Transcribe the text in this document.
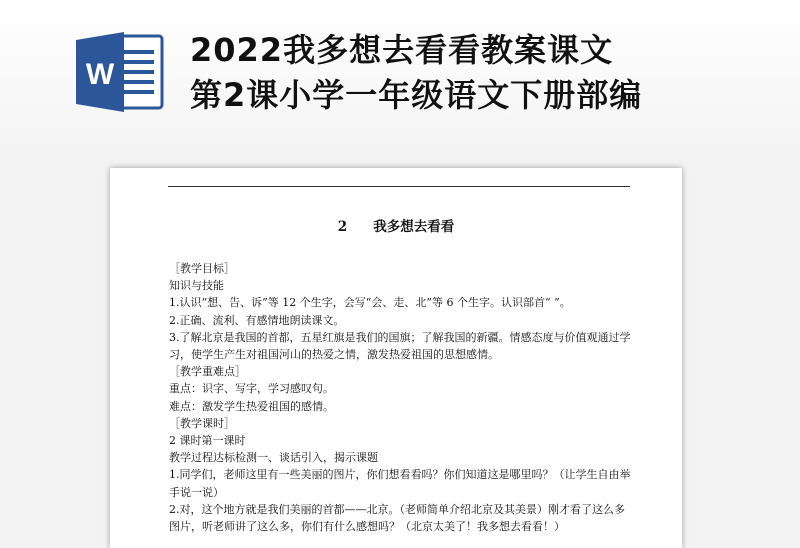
W
2022我多想去看看教案课文
第2课小学一年级语文下册部编
2 我多想去看看

［教学目标］

知识与技能

1.认识“想、告、诉”等 12 个生字，会写“会、走、北”等 6 个生字。认识部首“ ”。

2.正确、流利、有感情地朗读课文。

3.了解北京是我国的首都，五星红旗是我们的国旗；了解我国的新疆。情感态度与价值观通过学习，使学生产生对祖国河山的热爱之情，激发热爱祖国的思想感情。

［教学重难点］

重点：识字、写字，学习感叹句。

难点：激发学生热爱祖国的感情。

［教学课时］

2 课时第一课时

教学过程达标检测一、谈话引入，揭示课题

1.同学们，老师这里有一些美丽的图片，你们想看看吗？你们知道这是哪里吗？（让学生自由举手说一说）

2.对，这个地方就是我们美丽的首都——北京。（老师简单介绍北京及其美景）刚才看了这么多图片，听老师讲了这么多，你们有什么感想吗？（北京太美了！我多想去看看！）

# # # # #

▶ _Exercise brief_
Leave the pictures out and copy the rest of the data exactly.

▶ _Task response_
Transcribe the text in this document.
W
2022我多想去看看教案课文
第2课小学一年级语文下册部编
2 我多想去看看

［教学目标］

知识与技能

1.认识“想、告、诉”等 12 个生字，会写“会、走、北”等 6 个生字。认识部首“ ”。

2.正确、流利、有感情地朗读课文。

3.了解北京是我国的首都，五星红旗是我们的国旗；了解我国的新疆。情感态度与价值观通过学习，使学生产生对祖国河山的热爱之情，激发热爱祖国的思想感情。

［教学重难点］

重点：识字、写字，学习感叹句。

难点：激发学生热爱祖国的感情。

［教学课时］

2 课时第一课时

教学过程达标检测一、谈话引入，揭示课题

1.同学们，老师这里有一些美丽的图片，你们想看看吗？你们知道这是哪里吗？（让学生自由举手说一说）

2.对，这个地方就是我们美丽的首都——北京。（老师简单介绍北京及其美景）刚才看了这么多图片，听老师讲了这么多，你们有什么感想吗？（北京太美了！我多想去看看！）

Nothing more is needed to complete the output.